Look through the data below and say how many of its lines contain "产品标准", adding nothing else.

[Collection entries]
+--

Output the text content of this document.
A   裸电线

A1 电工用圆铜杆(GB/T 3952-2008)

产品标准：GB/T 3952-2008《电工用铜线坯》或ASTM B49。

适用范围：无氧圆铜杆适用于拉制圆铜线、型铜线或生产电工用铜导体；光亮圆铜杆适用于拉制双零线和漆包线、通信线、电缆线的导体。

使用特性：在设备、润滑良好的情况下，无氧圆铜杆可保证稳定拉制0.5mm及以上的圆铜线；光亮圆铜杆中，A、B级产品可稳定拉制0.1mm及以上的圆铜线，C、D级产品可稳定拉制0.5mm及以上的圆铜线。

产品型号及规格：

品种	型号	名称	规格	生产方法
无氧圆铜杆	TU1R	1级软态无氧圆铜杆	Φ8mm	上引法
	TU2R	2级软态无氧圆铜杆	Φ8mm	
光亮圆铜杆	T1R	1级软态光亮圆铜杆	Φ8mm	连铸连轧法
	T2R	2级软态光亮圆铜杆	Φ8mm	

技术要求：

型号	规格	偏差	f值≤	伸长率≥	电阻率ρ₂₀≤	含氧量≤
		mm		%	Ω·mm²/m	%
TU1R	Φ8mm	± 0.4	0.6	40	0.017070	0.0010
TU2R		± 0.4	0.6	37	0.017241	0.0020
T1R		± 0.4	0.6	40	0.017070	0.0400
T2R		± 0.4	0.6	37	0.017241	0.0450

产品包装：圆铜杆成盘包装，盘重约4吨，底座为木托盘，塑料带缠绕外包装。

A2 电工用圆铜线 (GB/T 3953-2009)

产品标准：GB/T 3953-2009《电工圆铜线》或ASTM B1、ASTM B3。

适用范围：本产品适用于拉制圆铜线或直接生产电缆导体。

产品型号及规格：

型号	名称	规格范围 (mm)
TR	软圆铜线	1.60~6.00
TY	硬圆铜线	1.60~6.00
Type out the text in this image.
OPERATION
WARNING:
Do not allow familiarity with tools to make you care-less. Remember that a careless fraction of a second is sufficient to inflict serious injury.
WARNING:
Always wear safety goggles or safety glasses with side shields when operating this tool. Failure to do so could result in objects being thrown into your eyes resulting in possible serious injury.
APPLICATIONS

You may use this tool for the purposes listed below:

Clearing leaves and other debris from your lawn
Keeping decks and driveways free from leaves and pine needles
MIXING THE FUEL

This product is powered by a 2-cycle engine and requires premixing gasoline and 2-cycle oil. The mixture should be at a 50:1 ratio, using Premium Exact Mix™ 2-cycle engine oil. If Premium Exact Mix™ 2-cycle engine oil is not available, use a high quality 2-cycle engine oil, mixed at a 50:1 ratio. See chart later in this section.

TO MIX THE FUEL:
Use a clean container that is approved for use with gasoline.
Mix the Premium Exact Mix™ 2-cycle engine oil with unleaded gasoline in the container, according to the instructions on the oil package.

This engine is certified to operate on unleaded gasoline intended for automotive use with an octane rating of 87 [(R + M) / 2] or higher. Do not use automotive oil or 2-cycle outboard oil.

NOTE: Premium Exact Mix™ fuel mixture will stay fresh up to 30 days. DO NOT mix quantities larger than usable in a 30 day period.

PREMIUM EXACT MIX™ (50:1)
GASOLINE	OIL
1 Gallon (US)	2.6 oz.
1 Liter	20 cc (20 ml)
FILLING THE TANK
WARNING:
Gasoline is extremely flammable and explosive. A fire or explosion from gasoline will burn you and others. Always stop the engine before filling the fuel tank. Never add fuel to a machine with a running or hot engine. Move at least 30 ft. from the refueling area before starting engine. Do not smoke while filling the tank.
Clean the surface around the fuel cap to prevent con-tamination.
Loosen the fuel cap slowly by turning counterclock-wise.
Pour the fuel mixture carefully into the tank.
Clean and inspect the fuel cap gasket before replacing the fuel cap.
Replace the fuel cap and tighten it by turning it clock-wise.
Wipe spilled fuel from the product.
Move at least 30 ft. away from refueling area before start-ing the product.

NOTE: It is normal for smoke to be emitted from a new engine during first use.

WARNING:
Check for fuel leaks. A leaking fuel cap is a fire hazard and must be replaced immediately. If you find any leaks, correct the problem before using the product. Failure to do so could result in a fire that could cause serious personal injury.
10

+--

Output of the task – 2